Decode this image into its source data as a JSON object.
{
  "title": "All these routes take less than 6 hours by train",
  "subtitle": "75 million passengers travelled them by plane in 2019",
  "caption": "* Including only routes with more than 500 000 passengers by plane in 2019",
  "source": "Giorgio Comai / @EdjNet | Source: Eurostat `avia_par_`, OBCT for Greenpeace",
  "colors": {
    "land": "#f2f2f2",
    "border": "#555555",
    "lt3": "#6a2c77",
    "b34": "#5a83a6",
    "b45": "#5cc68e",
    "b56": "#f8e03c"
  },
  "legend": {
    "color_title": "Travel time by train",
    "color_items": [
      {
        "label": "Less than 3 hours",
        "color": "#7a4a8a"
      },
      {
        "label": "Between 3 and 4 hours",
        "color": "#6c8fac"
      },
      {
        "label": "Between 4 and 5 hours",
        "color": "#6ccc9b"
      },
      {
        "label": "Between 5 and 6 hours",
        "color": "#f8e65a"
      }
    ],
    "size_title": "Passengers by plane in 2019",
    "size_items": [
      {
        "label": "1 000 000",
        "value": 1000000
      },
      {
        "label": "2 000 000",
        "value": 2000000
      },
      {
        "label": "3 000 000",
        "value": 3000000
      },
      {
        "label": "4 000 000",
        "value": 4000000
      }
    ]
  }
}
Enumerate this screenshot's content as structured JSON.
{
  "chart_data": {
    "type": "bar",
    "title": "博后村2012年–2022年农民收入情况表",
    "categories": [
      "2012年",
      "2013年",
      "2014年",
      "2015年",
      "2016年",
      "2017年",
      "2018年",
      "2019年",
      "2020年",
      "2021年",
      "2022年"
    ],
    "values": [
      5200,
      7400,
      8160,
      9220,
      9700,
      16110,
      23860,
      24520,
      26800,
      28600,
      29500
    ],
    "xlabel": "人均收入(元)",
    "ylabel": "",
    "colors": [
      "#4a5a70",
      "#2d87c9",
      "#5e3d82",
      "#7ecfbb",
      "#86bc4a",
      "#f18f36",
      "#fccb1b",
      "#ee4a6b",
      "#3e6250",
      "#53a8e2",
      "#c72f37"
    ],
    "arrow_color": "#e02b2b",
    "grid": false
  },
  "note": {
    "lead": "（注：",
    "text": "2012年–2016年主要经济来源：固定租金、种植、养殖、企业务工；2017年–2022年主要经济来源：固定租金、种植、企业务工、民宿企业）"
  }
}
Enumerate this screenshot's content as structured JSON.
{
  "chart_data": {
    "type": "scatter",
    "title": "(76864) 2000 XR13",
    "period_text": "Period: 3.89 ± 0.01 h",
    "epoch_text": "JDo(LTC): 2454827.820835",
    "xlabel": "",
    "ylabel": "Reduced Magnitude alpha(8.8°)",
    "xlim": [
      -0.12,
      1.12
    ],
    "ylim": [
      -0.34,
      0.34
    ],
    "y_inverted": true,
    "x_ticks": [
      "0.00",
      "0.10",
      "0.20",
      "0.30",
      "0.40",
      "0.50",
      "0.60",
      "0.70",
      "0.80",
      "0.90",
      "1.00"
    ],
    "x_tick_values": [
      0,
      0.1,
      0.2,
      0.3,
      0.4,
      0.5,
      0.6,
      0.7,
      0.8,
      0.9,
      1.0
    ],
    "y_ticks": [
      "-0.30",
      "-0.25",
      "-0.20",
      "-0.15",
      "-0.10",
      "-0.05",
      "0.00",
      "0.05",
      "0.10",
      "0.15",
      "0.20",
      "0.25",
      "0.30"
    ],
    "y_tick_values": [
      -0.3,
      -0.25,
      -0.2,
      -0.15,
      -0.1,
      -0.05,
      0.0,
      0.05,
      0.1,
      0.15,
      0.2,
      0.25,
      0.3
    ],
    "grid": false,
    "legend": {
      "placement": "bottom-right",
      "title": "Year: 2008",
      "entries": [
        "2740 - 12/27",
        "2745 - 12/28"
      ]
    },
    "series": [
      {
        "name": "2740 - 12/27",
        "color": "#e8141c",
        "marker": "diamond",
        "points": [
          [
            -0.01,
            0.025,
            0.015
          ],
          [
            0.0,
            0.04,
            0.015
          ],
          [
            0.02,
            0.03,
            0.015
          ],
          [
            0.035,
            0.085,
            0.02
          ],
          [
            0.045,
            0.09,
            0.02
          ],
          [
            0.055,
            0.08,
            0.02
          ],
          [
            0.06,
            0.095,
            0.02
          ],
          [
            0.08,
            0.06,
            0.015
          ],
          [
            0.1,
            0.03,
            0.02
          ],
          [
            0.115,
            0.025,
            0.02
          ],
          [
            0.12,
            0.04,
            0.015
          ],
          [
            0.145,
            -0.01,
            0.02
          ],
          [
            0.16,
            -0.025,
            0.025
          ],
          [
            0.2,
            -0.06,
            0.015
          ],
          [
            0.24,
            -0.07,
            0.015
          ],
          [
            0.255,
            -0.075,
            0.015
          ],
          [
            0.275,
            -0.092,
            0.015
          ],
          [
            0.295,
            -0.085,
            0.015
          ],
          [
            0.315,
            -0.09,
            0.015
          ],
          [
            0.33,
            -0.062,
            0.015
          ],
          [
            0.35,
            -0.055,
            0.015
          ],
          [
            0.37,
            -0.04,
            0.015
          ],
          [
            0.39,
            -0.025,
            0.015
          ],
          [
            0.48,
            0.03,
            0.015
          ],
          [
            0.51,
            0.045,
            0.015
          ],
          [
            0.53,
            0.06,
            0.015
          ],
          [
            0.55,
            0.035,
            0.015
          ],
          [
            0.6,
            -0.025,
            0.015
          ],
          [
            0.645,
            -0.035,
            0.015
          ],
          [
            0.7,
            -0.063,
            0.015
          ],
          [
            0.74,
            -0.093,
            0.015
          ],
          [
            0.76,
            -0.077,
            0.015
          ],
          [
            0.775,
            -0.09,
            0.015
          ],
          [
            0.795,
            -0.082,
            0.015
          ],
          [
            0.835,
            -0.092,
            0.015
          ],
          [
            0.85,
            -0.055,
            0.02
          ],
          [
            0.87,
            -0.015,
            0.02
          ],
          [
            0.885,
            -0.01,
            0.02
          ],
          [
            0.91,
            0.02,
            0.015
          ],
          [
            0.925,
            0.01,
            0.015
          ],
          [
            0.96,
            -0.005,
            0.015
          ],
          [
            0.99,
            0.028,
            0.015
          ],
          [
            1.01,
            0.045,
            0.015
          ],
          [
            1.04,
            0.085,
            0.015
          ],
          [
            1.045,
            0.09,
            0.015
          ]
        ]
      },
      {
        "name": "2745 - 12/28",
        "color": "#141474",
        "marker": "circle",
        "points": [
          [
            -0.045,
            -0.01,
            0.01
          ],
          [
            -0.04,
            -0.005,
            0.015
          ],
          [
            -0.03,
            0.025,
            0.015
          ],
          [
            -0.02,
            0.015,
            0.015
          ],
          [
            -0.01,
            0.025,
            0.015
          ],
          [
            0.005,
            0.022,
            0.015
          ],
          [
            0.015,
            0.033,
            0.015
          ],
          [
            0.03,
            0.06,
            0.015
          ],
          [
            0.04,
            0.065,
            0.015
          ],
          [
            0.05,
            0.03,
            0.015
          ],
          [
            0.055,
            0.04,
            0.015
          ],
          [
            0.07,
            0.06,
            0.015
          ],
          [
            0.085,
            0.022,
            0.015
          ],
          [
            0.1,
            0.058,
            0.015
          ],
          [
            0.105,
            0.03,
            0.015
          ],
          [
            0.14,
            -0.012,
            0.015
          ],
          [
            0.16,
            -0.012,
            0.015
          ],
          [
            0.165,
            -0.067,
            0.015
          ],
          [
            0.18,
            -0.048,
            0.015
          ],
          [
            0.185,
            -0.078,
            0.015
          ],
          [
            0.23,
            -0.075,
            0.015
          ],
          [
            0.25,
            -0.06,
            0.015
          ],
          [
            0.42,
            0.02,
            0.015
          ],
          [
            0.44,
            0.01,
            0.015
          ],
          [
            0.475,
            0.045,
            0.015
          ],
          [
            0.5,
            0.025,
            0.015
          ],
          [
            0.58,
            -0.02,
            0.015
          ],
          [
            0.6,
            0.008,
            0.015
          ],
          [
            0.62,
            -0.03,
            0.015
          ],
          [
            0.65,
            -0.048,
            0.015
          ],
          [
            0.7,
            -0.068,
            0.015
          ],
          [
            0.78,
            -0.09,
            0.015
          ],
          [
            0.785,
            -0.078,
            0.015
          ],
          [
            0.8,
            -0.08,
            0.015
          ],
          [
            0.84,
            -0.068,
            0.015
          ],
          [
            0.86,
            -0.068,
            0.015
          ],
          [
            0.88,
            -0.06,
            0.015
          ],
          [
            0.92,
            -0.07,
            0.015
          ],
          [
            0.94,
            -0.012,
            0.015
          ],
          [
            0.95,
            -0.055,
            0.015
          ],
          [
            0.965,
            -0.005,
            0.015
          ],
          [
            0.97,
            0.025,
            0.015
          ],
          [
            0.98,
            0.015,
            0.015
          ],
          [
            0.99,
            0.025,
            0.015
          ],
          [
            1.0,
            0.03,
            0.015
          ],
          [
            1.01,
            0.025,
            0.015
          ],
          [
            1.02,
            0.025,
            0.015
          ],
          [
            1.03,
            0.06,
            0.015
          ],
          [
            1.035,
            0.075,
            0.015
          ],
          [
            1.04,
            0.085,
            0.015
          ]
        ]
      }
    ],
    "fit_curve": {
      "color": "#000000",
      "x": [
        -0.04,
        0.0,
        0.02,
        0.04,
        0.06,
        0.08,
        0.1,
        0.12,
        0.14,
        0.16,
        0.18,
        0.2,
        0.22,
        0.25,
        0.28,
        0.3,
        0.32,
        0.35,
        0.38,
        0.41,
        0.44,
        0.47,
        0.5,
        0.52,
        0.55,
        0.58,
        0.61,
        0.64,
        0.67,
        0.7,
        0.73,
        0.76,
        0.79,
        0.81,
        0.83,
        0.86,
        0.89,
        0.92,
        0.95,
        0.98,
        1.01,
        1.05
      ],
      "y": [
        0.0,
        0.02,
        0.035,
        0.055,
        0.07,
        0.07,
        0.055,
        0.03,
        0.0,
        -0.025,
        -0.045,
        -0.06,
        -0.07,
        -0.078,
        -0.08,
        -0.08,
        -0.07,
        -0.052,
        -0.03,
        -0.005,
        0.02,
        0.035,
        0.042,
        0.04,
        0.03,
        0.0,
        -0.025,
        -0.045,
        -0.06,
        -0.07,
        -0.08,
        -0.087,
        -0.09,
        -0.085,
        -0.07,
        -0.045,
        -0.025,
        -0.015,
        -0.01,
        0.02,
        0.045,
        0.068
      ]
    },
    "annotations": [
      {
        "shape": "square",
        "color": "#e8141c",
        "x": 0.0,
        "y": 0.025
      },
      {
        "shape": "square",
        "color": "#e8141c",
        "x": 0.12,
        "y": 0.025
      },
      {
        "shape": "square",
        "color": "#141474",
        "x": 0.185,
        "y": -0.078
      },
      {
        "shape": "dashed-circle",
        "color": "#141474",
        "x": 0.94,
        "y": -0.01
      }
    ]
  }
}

• **THE PROBLEM**:
Scan the material and collect every line that contains "ylabel".

• **EXERCISE ANSWER**:
    "ylabel": "",
    "ylabel": "Reduced Magnitude alpha(8.8°)",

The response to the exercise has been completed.